Given passage:
On the sides $a$, $b$, $c$, $d$ of a cyclic quadrilateral, rectangles of dimensions $a\times c$, $b\times d$, $c\times a$, $d\times b$ are constructed outward. Prove that the centers of these rectangles are the vertices of

a parallelogram,
a rectangle.

O. Penkin

Exploration

Let the cyclic quadrilateral be $ABCD$, with side lengths

$$AB=a,\quad BC=b,\quad CD=c,\quad DA=d.$$

On $AB,BC,CD,DA$ construct outward rectangles of dimensions $a\times c$, $b\times d$, $c\times a$, $d\times b$ respectively. Let their centers be $P,Q,R,S$.

A coordinate or vector approach seems natural because the centers of rectangles are obtained from side midpoints by adding perpendicular vectors. Let $M_{AB}$ be the midpoint of $AB$. The center of the rectangle on $AB$ is obtained from $M_{AB}$ by moving a distance $c/2$ in the outward normal direction to $AB$. If $J$ denotes rotation by $90^\circ$, then

$$P=M_{AB}-\frac12 J(B-A)\frac{c}{a}.$$

Since $|B-A|=a$, this simplifies to

$$P=\frac{A+B}{2}-\frac12,J(B-A)\frac{c}{a}.$$

Writing analogous formulas for the other centers gives expressions involving only the side vectors.

Prompt A:
Reproduce the cyclic quadrilateral text in full, word for word.

Data to process:
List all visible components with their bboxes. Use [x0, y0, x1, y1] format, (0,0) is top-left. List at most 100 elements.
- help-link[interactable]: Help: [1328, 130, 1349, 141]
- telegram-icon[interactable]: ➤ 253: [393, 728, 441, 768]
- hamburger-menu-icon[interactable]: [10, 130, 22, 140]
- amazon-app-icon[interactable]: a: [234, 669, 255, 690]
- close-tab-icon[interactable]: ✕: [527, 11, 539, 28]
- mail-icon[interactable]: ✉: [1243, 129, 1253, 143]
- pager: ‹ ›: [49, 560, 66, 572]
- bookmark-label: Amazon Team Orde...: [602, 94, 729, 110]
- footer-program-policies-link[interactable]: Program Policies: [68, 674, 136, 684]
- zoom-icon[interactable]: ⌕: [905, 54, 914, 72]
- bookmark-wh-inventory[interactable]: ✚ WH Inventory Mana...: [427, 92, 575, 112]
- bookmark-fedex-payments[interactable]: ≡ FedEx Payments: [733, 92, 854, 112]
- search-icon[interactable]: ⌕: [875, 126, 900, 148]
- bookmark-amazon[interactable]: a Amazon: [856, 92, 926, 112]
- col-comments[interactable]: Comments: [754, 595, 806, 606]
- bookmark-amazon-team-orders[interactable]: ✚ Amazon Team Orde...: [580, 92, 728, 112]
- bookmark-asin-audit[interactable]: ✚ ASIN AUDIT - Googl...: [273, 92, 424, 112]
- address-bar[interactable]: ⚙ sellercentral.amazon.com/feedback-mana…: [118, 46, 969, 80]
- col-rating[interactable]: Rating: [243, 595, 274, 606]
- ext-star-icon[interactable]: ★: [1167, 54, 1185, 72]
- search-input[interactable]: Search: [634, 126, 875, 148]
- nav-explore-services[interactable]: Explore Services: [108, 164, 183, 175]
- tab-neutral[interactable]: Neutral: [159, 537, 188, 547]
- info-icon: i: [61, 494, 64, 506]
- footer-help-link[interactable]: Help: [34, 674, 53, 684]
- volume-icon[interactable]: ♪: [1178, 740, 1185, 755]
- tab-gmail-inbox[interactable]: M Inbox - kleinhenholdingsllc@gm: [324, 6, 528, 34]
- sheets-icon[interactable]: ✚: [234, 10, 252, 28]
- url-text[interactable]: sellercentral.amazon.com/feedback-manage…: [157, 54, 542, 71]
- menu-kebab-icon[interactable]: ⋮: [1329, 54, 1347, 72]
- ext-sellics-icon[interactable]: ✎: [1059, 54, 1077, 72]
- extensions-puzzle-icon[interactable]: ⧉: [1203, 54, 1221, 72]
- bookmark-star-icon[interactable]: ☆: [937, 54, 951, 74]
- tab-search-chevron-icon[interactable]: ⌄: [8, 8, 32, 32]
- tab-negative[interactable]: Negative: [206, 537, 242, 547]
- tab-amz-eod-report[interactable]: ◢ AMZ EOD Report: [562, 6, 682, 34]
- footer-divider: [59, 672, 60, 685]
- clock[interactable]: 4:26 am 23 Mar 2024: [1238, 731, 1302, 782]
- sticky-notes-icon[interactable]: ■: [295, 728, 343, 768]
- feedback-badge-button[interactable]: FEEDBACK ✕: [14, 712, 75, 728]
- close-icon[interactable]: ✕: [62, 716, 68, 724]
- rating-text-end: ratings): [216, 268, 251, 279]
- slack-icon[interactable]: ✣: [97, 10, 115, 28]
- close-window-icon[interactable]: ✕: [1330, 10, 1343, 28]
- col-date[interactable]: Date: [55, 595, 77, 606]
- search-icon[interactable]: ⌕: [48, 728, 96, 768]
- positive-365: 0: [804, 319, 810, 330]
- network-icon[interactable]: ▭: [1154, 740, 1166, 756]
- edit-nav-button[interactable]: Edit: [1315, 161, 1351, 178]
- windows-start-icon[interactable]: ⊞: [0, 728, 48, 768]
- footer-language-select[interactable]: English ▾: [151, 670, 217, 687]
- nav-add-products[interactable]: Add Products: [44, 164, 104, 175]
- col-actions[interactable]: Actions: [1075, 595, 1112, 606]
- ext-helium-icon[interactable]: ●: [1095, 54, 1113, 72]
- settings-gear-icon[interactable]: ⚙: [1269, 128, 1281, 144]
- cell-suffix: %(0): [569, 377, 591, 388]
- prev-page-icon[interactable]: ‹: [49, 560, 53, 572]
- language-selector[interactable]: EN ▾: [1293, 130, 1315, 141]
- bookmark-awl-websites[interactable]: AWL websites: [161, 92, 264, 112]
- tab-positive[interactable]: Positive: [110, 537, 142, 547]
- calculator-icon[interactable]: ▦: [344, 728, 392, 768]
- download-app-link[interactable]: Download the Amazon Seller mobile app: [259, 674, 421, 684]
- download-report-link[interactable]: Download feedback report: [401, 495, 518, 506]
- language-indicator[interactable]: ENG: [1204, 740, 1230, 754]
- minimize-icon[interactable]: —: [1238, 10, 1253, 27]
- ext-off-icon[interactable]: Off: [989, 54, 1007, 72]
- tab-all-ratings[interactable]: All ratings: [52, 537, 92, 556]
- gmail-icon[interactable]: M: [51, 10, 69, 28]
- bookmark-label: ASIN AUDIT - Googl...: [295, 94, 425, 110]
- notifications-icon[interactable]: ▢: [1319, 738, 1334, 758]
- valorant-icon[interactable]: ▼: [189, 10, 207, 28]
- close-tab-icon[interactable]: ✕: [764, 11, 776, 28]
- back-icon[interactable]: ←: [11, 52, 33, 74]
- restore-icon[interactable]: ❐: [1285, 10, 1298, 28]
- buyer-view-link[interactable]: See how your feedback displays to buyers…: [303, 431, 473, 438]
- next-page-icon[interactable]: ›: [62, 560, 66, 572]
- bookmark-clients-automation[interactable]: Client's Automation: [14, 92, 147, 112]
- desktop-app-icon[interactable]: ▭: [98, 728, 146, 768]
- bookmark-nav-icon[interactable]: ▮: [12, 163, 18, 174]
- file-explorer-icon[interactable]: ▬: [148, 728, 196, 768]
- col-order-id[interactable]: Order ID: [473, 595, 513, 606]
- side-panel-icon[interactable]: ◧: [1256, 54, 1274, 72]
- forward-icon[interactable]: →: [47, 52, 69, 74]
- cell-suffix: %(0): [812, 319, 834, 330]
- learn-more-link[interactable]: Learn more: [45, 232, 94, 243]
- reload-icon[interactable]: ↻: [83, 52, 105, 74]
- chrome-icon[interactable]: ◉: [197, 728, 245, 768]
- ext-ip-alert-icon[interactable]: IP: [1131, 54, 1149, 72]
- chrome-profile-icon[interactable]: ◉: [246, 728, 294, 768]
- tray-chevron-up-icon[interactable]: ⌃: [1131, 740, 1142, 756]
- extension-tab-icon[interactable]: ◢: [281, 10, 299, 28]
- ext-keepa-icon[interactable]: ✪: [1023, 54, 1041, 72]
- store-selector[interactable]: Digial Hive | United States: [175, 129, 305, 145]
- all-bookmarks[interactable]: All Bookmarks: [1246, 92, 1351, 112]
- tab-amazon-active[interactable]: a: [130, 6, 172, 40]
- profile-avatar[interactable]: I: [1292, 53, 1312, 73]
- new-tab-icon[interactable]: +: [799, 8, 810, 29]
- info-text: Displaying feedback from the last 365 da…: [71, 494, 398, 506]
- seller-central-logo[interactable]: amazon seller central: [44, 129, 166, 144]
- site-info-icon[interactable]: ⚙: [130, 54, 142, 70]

Prompt B:
Turn the rows, starting at the first row and ending at the one containing "- sheets-icon[interactable]: ✚: [234, 10, 252, 28]", into a Markdown table with the columns No. and Entry, leaving out blank lines.

Task solution A:
On the sides $a$, $b$, $c$, $d$ of a cyclic quadrilateral, rectangles of dimensions $a\times c$, $b\times d$, $c\times a$, $d\times b$ are constructed outward. Prove that the centers of these rectangles are the vertices of

a parallelogram,
a rectangle.

O. Penkin

Exploration

Let the cyclic quadrilateral be $ABCD$, with side lengths

$$AB=a,\quad BC=b,\quad CD=c,\quad DA=d.$$

On $AB,BC,CD,DA$ construct outward rectangles of dimensions $a\times c$, $b\times d$, $c\times a$, $d\times b$ respectively. Let their centers be $P,Q,R,S$.

A coordinate or vector approach seems natural because the centers of rectangles are obtained from side midpoints by adding perpendicular vectors. Let $M_{AB}$ be the midpoint of $AB$. The center of the rectangle on $AB$ is obtained from $M_{AB}$ by moving a distance $c/2$ in the outward normal direction to $AB$. If $J$ denotes rotation by $90^\circ$, then

$$P=M_{AB}-\frac12 J(B-A)\frac{c}{a}.$$

Since $|B-A|=a$, this simplifies to

$$P=\frac{A+B}{2}-\frac12,J(B-A)\frac{c}{a}.$$

Writing analogous formulas for the other centers gives expressions involving only the side vectors.

Task solution B:
| No. | Entry |
|---|---|
| 1 | List all visible components with their bboxes. Use [x0, y0, x1, y1] format, (0,0) is top-left. List at most 100 elements. |
| 2 | - help-link[interactable]: Help: [1328, 130, 1349, 141] |
| 3 | - telegram-icon[interactable]: ➤ 253: [393, 728, 441, 768] |
| 4 | - hamburger-menu-icon[interactable]: [10, 130, 22, 140] |
| 5 | - amazon-app-icon[interactable]: a: [234, 669, 255, 690] |
| 6 | - close-tab-icon[interactable]: ✕: [527, 11, 539, 28] |
| 7 | - mail-icon[interactable]: ✉: [1243, 129, 1253, 143] |
| 8 | - pager: ‹ ›: [49, 560, 66, 572] |
| 9 | - bookmark-label: Amazon Team Orde...: [602, 94, 729, 110] |
| 10 | - footer-program-policies-link[interactable]: Program Policies: [68, 674, 136, 684] |
| 11 | - zoom-icon[interactable]: ⌕: [905, 54, 914, 72] |
| 12 | - bookmark-wh-inventory[interactable]: ✚ WH Inventory Mana...: [427, 92, 575, 112] |
| 13 | - bookmark-fedex-payments[interactable]: ≡ FedEx Payments: [733, 92, 854, 112] |
| 14 | - search-icon[interactable]: ⌕: [875, 126, 900, 148] |
| 15 | - bookmark-amazon[interactable]: a Amazon: [856, 92, 926, 112] |
| 16 | - col-comments[interactable]: Comments: [754, 595, 806, 606] |
| 17 | - bookmark-amazon-team-orders[interactable]: ✚ Amazon Team Orde...: [580, 92, 728, 112] |
| 18 | - bookmark-asin-audit[interactable]: ✚ ASIN AUDIT - Googl...: [273, 92, 424, 112] |
| 19 | - address-bar[interactable]: ⚙ sellercentral.amazon.com/feedback-mana…: [118, 46, 969, 80] |
| 20 | - col-rating[interactable]: Rating: [243, 595, 274, 606] |
| 21 | - ext-star-icon[interactable]: ★: [1167, 54, 1185, 72] |
| 22 | - search-input[interactable]: Search: [634, 126, 875, 148] |
| 23 | - nav-explore-services[interactable]: Explore Services: [108, 164, 183, 175] |
| 24 | - tab-neutral[interactable]: Neutral: [159, 537, 188, 547] |
| 25 | - info-icon: i: [61, 494, 64, 506] |
| 26 | - footer-help-link[interactable]: Help: [34, 674, 53, 684] |
| 27 | - volume-icon[interactable]: ♪: [1178, 740, 1185, 755] |
| 28 | - tab-gmail-inbox[interactable]: M Inbox - kleinhenholdingsllc@gm: [324, 6, 528, 34] |
| 29 | - sheets-icon[interactable]: ✚: [234, 10, 252, 28] |